_Directions_:
In the material below, print every line exactly and omit the pictures.

────────────────────

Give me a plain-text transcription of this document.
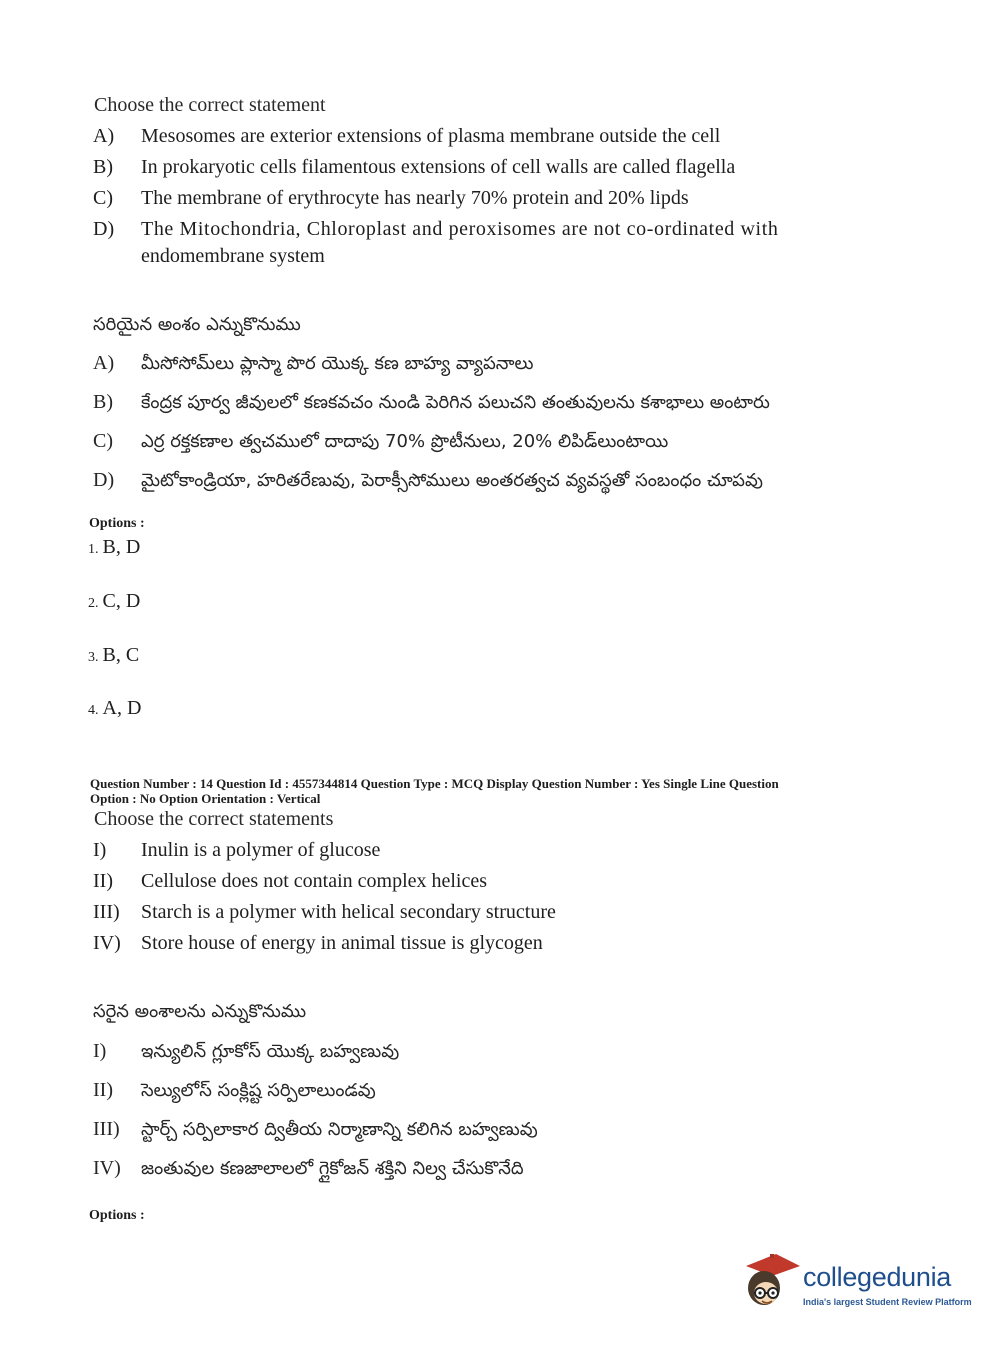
Choose the correct statement
A) Mesosomes are exterior extensions of plasma membrane outside the cell
B) In prokaryotic cells filamentous extensions of cell walls are called flagella
C) The membrane of erythrocyte has nearly 70% protein and 20% lipds
D) The Mitochondria, Chloroplast and peroxisomes are not co-ordinated with
endomembrane system
సరియైన అంశం ఎన్నుకొనుము
A) మీసోసోమ్‌లు ప్లాస్మా పొర యొక్క కణ బాహ్య వ్యాపనాలు
B) కేంద్రక పూర్వ జీవులలో కణకవచం నుండి పెరిగిన పలుచని తంతువులను కశాభాలు అంటారు
C) ఎర్ర రక్తకణాల త్వచములో దాదాపు 70% ప్రొటీనులు, 20% లిపిడ్‌లుంటాయి
D) మైటోకాండ్రియా, హరితరేణువు, పెరాక్సీసోములు అంతరత్వచ వ్యవస్థతో సంబంధం చూపవు
Options :
1. B, D
2. C, D
3. B, C
4. A, D
Question Number : 14 Question Id : 4557344814 Question Type : MCQ Display Question Number : Yes Single Line Question
Option : No Option Orientation : Vertical
Choose the correct statements
I) Inulin is a polymer of glucose
II) Cellulose does not contain complex helices
III) Starch is a polymer with helical secondary structure
IV) Store house of energy in animal tissue is glycogen
సరైన అంశాలను ఎన్నుకొనుము
I) ఇన్యులిన్ గ్లూకోస్ యొక్క బహ్వణువు
II) సెల్యులోస్ సంక్లిష్ట సర్పిలాలుండవు
III) స్టార్చ్ సర్పిలాకార ద్వితీయ నిర్మాణాన్ని కలిగిన బహ్వణువు
IV) జంతువుల కణజాలాలలో గ్లైకోజన్ శక్తిని నిల్వ చేసుకొనేది
Options :
collegedunia
India's largest Student Review Platform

────────────────────

_Response to this exercise_:
Give me a plain-text transcription of this document.
Choose the correct statement
A) Mesosomes are exterior extensions of plasma membrane outside the cell
B) In prokaryotic cells filamentous extensions of cell walls are called flagella
C) The membrane of erythrocyte has nearly 70% protein and 20% lipds
D) The Mitochondria, Chloroplast and peroxisomes are not co-ordinated with
endomembrane system
సరియైన అంశం ఎన్నుకొనుము
A) మీసోసోమ్‌లు ప్లాస్మా పొర యొక్క కణ బాహ్య వ్యాపనాలు
B) కేంద్రక పూర్వ జీవులలో కణకవచం నుండి పెరిగిన పలుచని తంతువులను కశాభాలు అంటారు
C) ఎర్ర రక్తకణాల త్వచములో దాదాపు 70% ప్రొటీనులు, 20% లిపిడ్‌లుంటాయి
D) మైటోకాండ్రియా, హరితరేణువు, పెరాక్సీసోములు అంతరత్వచ వ్యవస్థతో సంబంధం చూపవు
Options :
1. B, D
2. C, D
3. B, C
4. A, D
Question Number : 14 Question Id : 4557344814 Question Type : MCQ Display Question Number : Yes Single Line Question
Option : No Option Orientation : Vertical
Choose the correct statements
I) Inulin is a polymer of glucose
II) Cellulose does not contain complex helices
III) Starch is a polymer with helical secondary structure
IV) Store house of energy in animal tissue is glycogen
సరైన అంశాలను ఎన్నుకొనుము
I) ఇన్యులిన్ గ్లూకోస్ యొక్క బహ్వణువు
II) సెల్యులోస్ సంక్లిష్ట సర్పిలాలుండవు
III) స్టార్చ్ సర్పిలాకార ద్వితీయ నిర్మాణాన్ని కలిగిన బహ్వణువు
IV) జంతువుల కణజాలాలలో గ్లైకోజన్ శక్తిని నిల్వ చేసుకొనేది
Options :
collegedunia
India's largest Student Review Platform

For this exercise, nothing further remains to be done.